**GOAL**
In your copy, repeat the records exactly and leave out the pictures.

----------

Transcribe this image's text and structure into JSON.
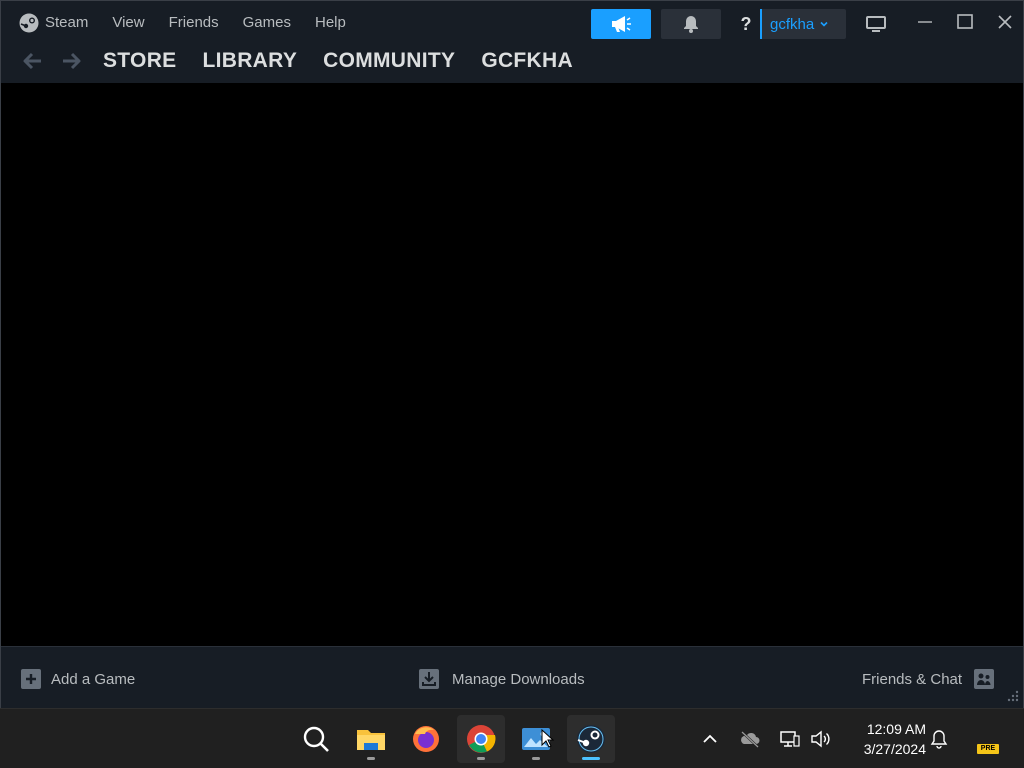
{
  "menu": {
    "items": [
      "Steam",
      "View",
      "Friends",
      "Games",
      "Help"
    ]
  },
  "nav": {
    "tabs": [
      "STORE",
      "LIBRARY",
      "COMMUNITY",
      "GCFKHA"
    ]
  },
  "account": {
    "help_label": "?",
    "username": "gcfkha"
  },
  "footer": {
    "add_game": "Add a Game",
    "manage_downloads": "Manage Downloads",
    "friends_chat": "Friends & Chat"
  },
  "taskbar": {
    "apps": [
      "search-icon",
      "file-explorer-icon",
      "firefox-icon",
      "chrome-icon",
      "photos-icon",
      "steam-icon"
    ],
    "time": "12:09 AM",
    "date": "3/27/2024",
    "badge": "PRE"
  },
  "colors": {
    "accent": "#1a9fff",
    "titlebar": "#171d25",
    "taskbar": "#202020"
  }
}
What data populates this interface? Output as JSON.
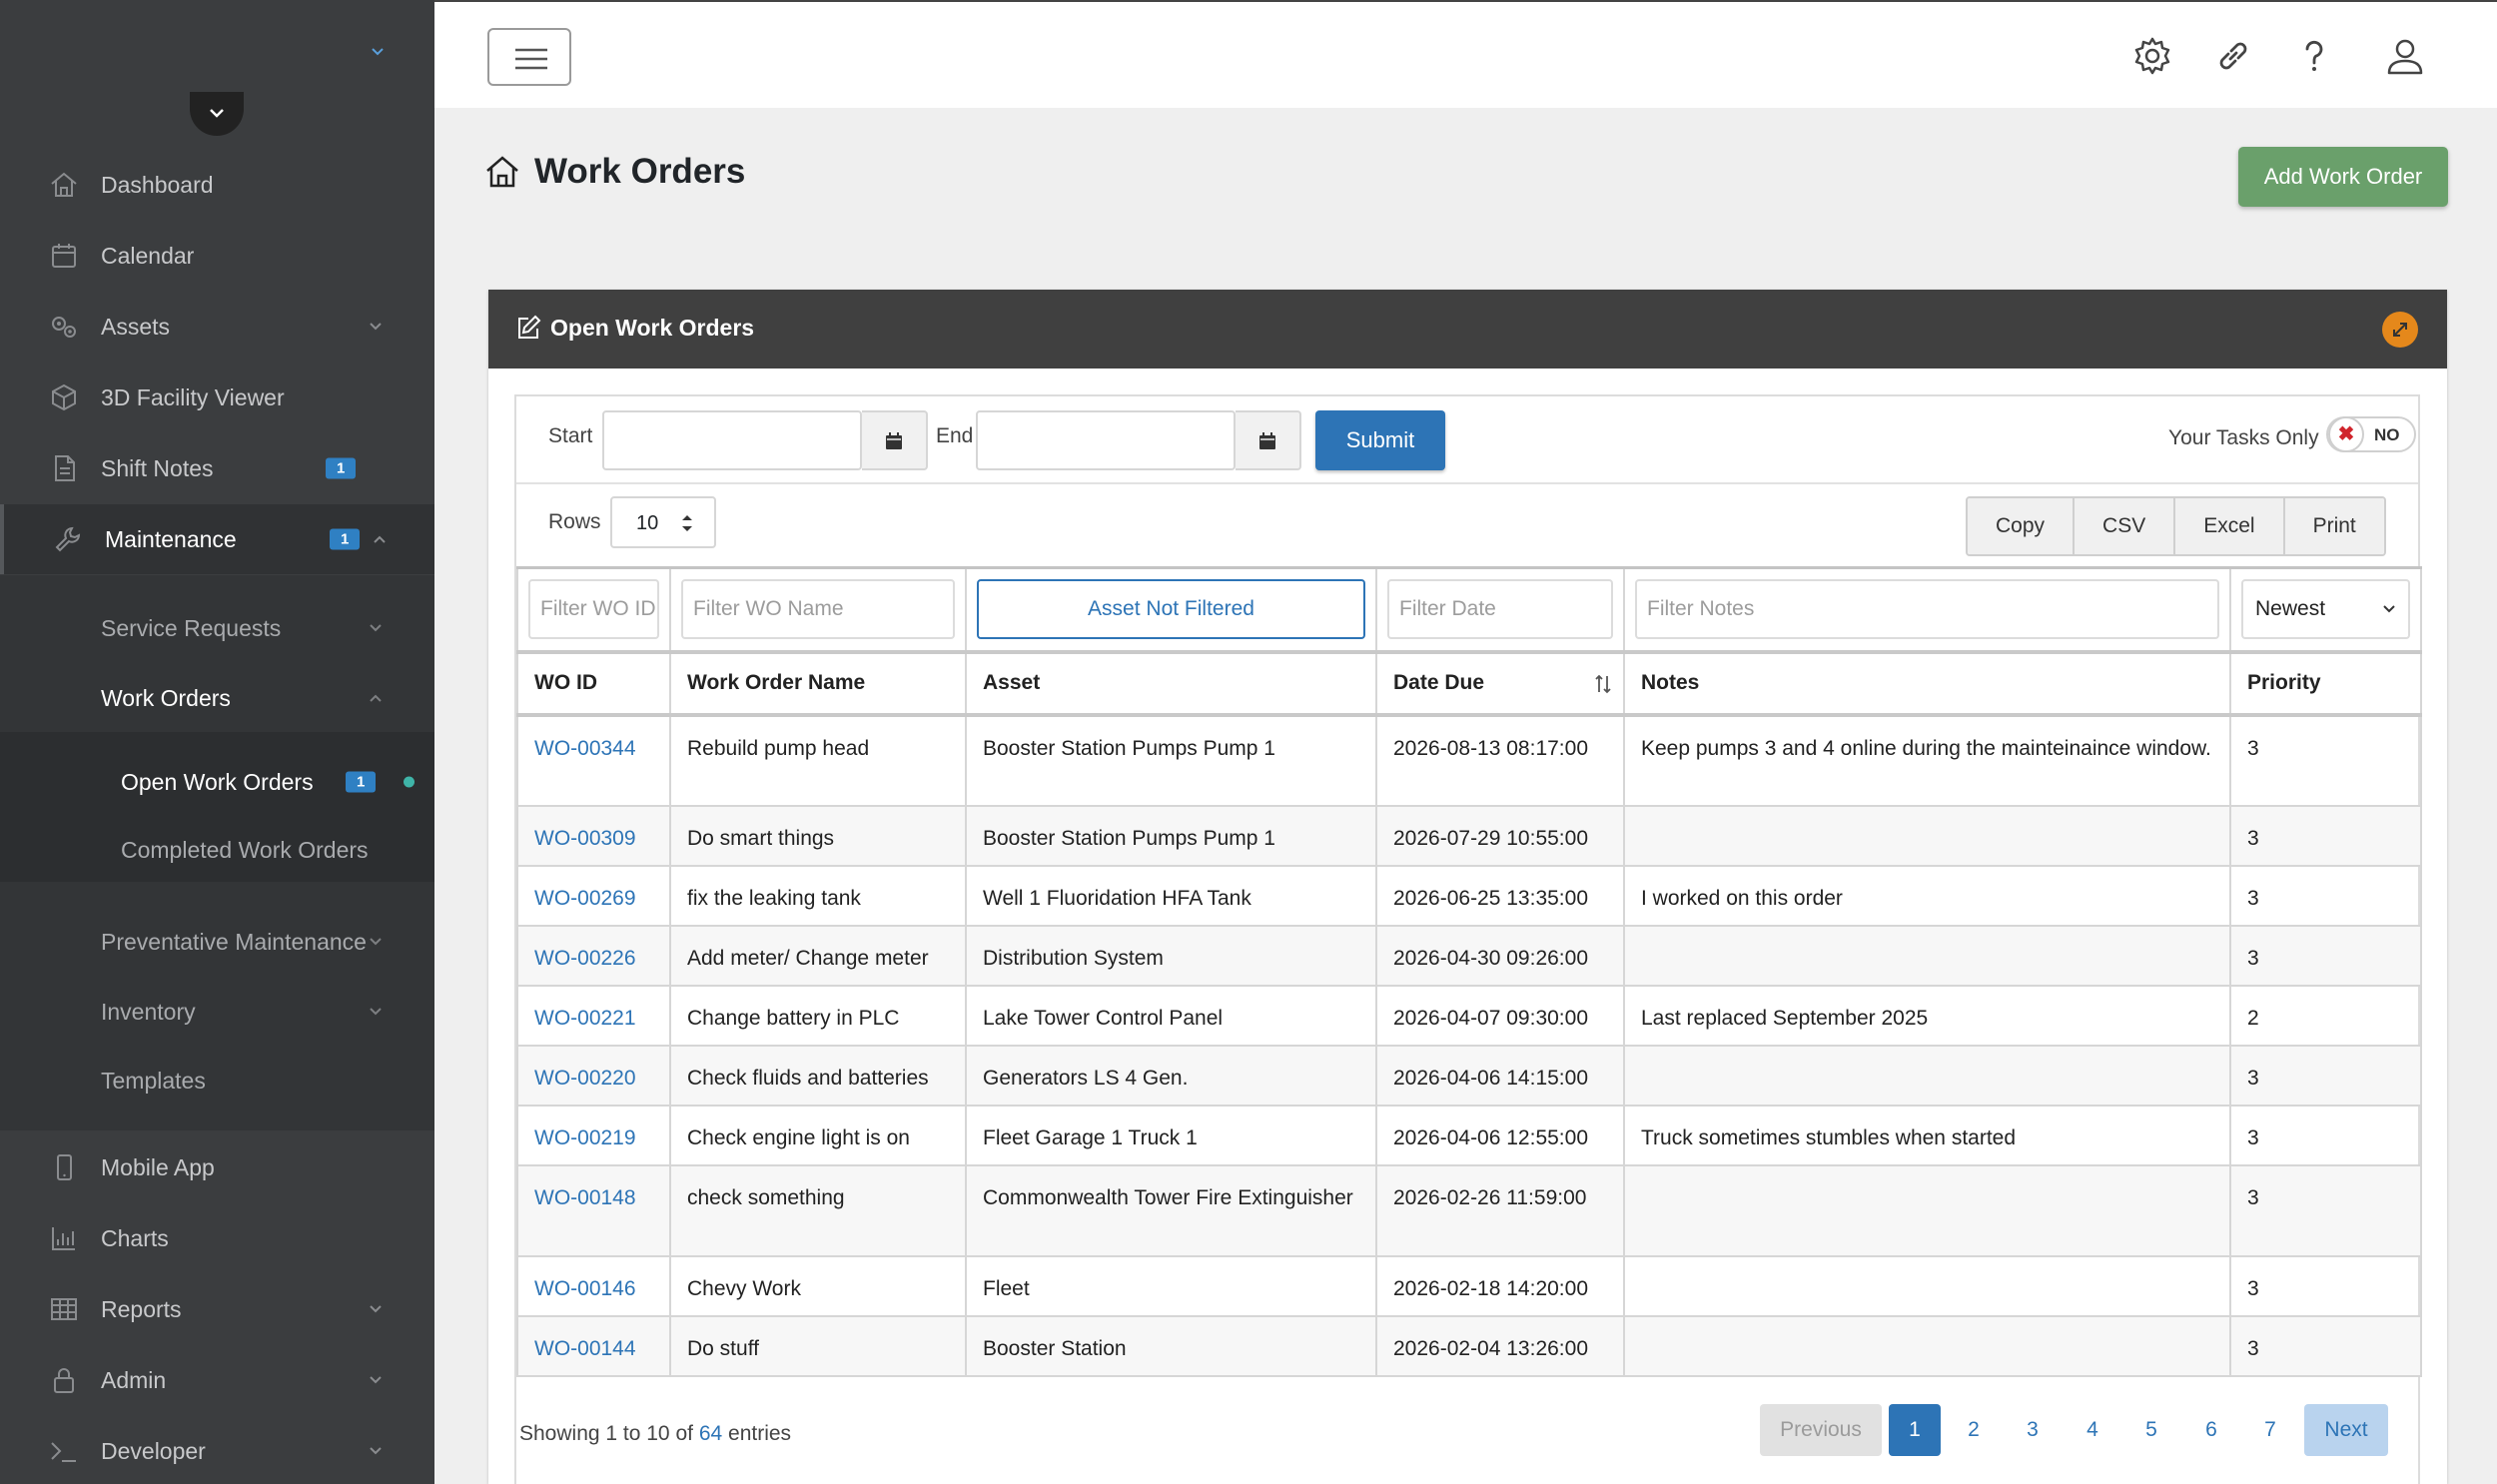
{
  "sidebar": {
    "items": [
      {
        "label": "Dashboard",
        "icon": "home-icon"
      },
      {
        "label": "Calendar",
        "icon": "calendar-icon"
      },
      {
        "label": "Assets",
        "icon": "assets-icon"
      },
      {
        "label": "3D Facility Viewer",
        "icon": "cube-icon"
      },
      {
        "label": "Shift Notes",
        "icon": "notes-icon",
        "badge": "1"
      },
      {
        "label": "Maintenance",
        "icon": "wrench-icon",
        "badge": "1"
      }
    ],
    "maintenance_sub": [
      {
        "label": "Service Requests"
      },
      {
        "label": "Work Orders"
      }
    ],
    "work_orders_sub": [
      {
        "label": "Open Work Orders",
        "badge": "1"
      },
      {
        "label": "Completed Work Orders"
      }
    ],
    "maintenance_sub2": [
      {
        "label": "Preventative Maintenance"
      },
      {
        "label": "Inventory"
      },
      {
        "label": "Templates"
      }
    ],
    "bottom_items": [
      {
        "label": "Mobile App",
        "icon": "mobile-icon"
      },
      {
        "label": "Charts",
        "icon": "chart-icon"
      },
      {
        "label": "Reports",
        "icon": "table-icon"
      },
      {
        "label": "Admin",
        "icon": "lock-icon"
      },
      {
        "label": "Developer",
        "icon": "terminal-icon"
      }
    ]
  },
  "header": {
    "title": "Work Orders",
    "add_button": "Add Work Order"
  },
  "card": {
    "title": "Open Work Orders"
  },
  "filters": {
    "start_label": "Start",
    "end_label": "End",
    "submit": "Submit",
    "your_tasks_label": "Your Tasks Only",
    "your_tasks_value": "NO",
    "rows_label": "Rows",
    "rows_value": "10",
    "export_buttons": [
      "Copy",
      "CSV",
      "Excel",
      "Print"
    ]
  },
  "table": {
    "filters": {
      "wo_id_placeholder": "Filter WO ID",
      "wo_name_placeholder": "Filter WO Name",
      "asset_button": "Asset Not Filtered",
      "date_placeholder": "Filter Date",
      "notes_placeholder": "Filter Notes",
      "sort_value": "Newest"
    },
    "columns": [
      "WO ID",
      "Work Order Name",
      "Asset",
      "Date Due",
      "Notes",
      "Priority"
    ],
    "rows": [
      {
        "id": "WO-00344",
        "name": "Rebuild pump head",
        "asset": "Booster Station Pumps Pump 1",
        "due": "2026-08-13 08:17:00",
        "notes": "Keep pumps 3 and 4 online during the mainteinaince window.",
        "priority": "3"
      },
      {
        "id": "WO-00309",
        "name": "Do smart things",
        "asset": "Booster Station Pumps Pump 1",
        "due": "2026-07-29 10:55:00",
        "notes": "",
        "priority": "3"
      },
      {
        "id": "WO-00269",
        "name": "fix the leaking tank",
        "asset": "Well 1 Fluoridation HFA Tank",
        "due": "2026-06-25 13:35:00",
        "notes": "I worked on this order",
        "priority": "3"
      },
      {
        "id": "WO-00226",
        "name": "Add meter/ Change meter",
        "asset": "Distribution System",
        "due": "2026-04-30 09:26:00",
        "notes": "",
        "priority": "3"
      },
      {
        "id": "WO-00221",
        "name": "Change battery in PLC",
        "asset": "Lake Tower Control Panel",
        "due": "2026-04-07 09:30:00",
        "notes": "Last replaced September 2025",
        "priority": "2"
      },
      {
        "id": "WO-00220",
        "name": "Check fluids and batteries",
        "asset": "Generators LS 4 Gen.",
        "due": "2026-04-06 14:15:00",
        "notes": "",
        "priority": "3"
      },
      {
        "id": "WO-00219",
        "name": "Check engine light is on",
        "asset": "Fleet Garage 1 Truck 1",
        "due": "2026-04-06 12:55:00",
        "notes": "Truck sometimes stumbles when started",
        "priority": "3"
      },
      {
        "id": "WO-00148",
        "name": "check something",
        "asset": "Commonwealth Tower Fire Extinguisher",
        "due": "2026-02-26 11:59:00",
        "notes": "",
        "priority": "3"
      },
      {
        "id": "WO-00146",
        "name": "Chevy Work",
        "asset": "Fleet",
        "due": "2026-02-18 14:20:00",
        "notes": "",
        "priority": "3"
      },
      {
        "id": "WO-00144",
        "name": "Do stuff",
        "asset": "Booster Station",
        "due": "2026-02-04 13:26:00",
        "notes": "",
        "priority": "3"
      }
    ]
  },
  "footer": {
    "info_prefix": "Showing 1 to 10 of",
    "info_total": "64",
    "info_suffix": "entries",
    "previous": "Previous",
    "next": "Next",
    "pages": [
      "1",
      "2",
      "3",
      "4",
      "5",
      "6",
      "7"
    ],
    "current_page": "1"
  },
  "colors": {
    "accent": "#2d74b6",
    "add_button": "#6aa06b",
    "sidebar_bg": "#3b3d3f",
    "card_header": "#404040",
    "expand_button": "#e5881b",
    "badge": "#2f80c3",
    "active_dot": "#3fb4a8"
  }
}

----------

**REPLY TO THE TASK**
Transcribe this image's text and structure into JSON.
{
  "menu": {
    "items": [
      "Steam",
      "View",
      "Friends",
      "Games",
      "Help"
    ]
  },
  "nav": {
    "tabs": [
      "STORE",
      "LIBRARY",
      "COMMUNITY",
      "GCFKHA"
    ]
  },
  "account": {
    "help_label": "?",
    "username": "gcfkha"
  },
  "footer": {
    "add_game": "Add a Game",
    "manage_downloads": "Manage Downloads",
    "friends_chat": "Friends & Chat"
  },
  "taskbar": {
    "apps": [
      "search-icon",
      "file-explorer-icon",
      "firefox-icon",
      "chrome-icon",
      "photos-icon",
      "steam-icon"
    ],
    "time": "12:09 AM",
    "date": "3/27/2024",
    "badge": "PRE"
  },
  "colors": {
    "accent": "#1a9fff",
    "titlebar": "#171d25",
    "taskbar": "#202020"
  }
}
What data populates this interface? Output as JSON.
{
  "sidebar": {
    "items": [
      {
        "label": "Dashboard",
        "icon": "home-icon"
      },
      {
        "label": "Calendar",
        "icon": "calendar-icon"
      },
      {
        "label": "Assets",
        "icon": "assets-icon"
      },
      {
        "label": "3D Facility Viewer",
        "icon": "cube-icon"
      },
      {
        "label": "Shift Notes",
        "icon": "notes-icon",
        "badge": "1"
      },
      {
        "label": "Maintenance",
        "icon": "wrench-icon",
        "badge": "1"
      }
    ],
    "maintenance_sub": [
      {
        "label": "Service Requests"
      },
      {
        "label": "Work Orders"
      }
    ],
    "work_orders_sub": [
      {
        "label": "Open Work Orders",
        "badge": "1"
      },
      {
        "label": "Completed Work Orders"
      }
    ],
    "maintenance_sub2": [
      {
        "label": "Preventative Maintenance"
      },
      {
        "label": "Inventory"
      },
      {
        "label": "Templates"
      }
    ],
    "bottom_items": [
      {
        "label": "Mobile App",
        "icon": "mobile-icon"
      },
      {
        "label": "Charts",
        "icon": "chart-icon"
      },
      {
        "label": "Reports",
        "icon": "table-icon"
      },
      {
        "label": "Admin",
        "icon": "lock-icon"
      },
      {
        "label": "Developer",
        "icon": "terminal-icon"
      }
    ]
  },
  "header": {
    "title": "Work Orders",
    "add_button": "Add Work Order"
  },
  "card": {
    "title": "Open Work Orders"
  },
  "filters": {
    "start_label": "Start",
    "end_label": "End",
    "submit": "Submit",
    "your_tasks_label": "Your Tasks Only",
    "your_tasks_value": "NO",
    "rows_label": "Rows",
    "rows_value": "10",
    "export_buttons": [
      "Copy",
      "CSV",
      "Excel",
      "Print"
    ]
  },
  "table": {
    "filters": {
      "wo_id_placeholder": "Filter WO ID",
      "wo_name_placeholder": "Filter WO Name",
      "asset_button": "Asset Not Filtered",
      "date_placeholder": "Filter Date",
      "notes_placeholder": "Filter Notes",
      "sort_value": "Newest"
    },
    "columns": [
      "WO ID",
      "Work Order Name",
      "Asset",
      "Date Due",
      "Notes",
      "Priority"
    ],
    "rows": [
      {
        "id": "WO-00344",
        "name": "Rebuild pump head",
        "asset": "Booster Station Pumps Pump 1",
        "due": "2026-08-13 08:17:00",
        "notes": "Keep pumps 3 and 4 online during the mainteinaince window.",
        "priority": "3"
      },
      {
        "id": "WO-00309",
        "name": "Do smart things",
        "asset": "Booster Station Pumps Pump 1",
        "due": "2026-07-29 10:55:00",
        "notes": "",
        "priority": "3"
      },
      {
        "id": "WO-00269",
        "name": "fix the leaking tank",
        "asset": "Well 1 Fluoridation HFA Tank",
        "due": "2026-06-25 13:35:00",
        "notes": "I worked on this order",
        "priority": "3"
      },
      {
        "id": "WO-00226",
        "name": "Add meter/ Change meter",
        "asset": "Distribution System",
        "due": "2026-04-30 09:26:00",
        "notes": "",
        "priority": "3"
      },
      {
        "id": "WO-00221",
        "name": "Change battery in PLC",
        "asset": "Lake Tower Control Panel",
        "due": "2026-04-07 09:30:00",
        "notes": "Last replaced September 2025",
        "priority": "2"
      },
      {
        "id": "WO-00220",
        "name": "Check fluids and batteries",
        "asset": "Generators LS 4 Gen.",
        "due": "2026-04-06 14:15:00",
        "notes": "",
        "priority": "3"
      },
      {
        "id": "WO-00219",
        "name": "Check engine light is on",
        "asset": "Fleet Garage 1 Truck 1",
        "due": "2026-04-06 12:55:00",
        "notes": "Truck sometimes stumbles when started",
        "priority": "3"
      },
      {
        "id": "WO-00148",
        "name": "check something",
        "asset": "Commonwealth Tower Fire Extinguisher",
        "due": "2026-02-26 11:59:00",
        "notes": "",
        "priority": "3"
      },
      {
        "id": "WO-00146",
        "name": "Chevy Work",
        "asset": "Fleet",
        "due": "2026-02-18 14:20:00",
        "notes": "",
        "priority": "3"
      },
      {
        "id": "WO-00144",
        "name": "Do stuff",
        "asset": "Booster Station",
        "due": "2026-02-04 13:26:00",
        "notes": "",
        "priority": "3"
      }
    ]
  },
  "footer": {
    "info_prefix": "Showing 1 to 10 of",
    "info_total": "64",
    "info_suffix": "entries",
    "previous": "Previous",
    "next": "Next",
    "pages": [
      "1",
      "2",
      "3",
      "4",
      "5",
      "6",
      "7"
    ],
    "current_page": "1"
  },
  "colors": {
    "accent": "#2d74b6",
    "add_button": "#6aa06b",
    "sidebar_bg": "#3b3d3f",
    "card_header": "#404040",
    "expand_button": "#e5881b",
    "badge": "#2f80c3",
    "active_dot": "#3fb4a8"
  }
}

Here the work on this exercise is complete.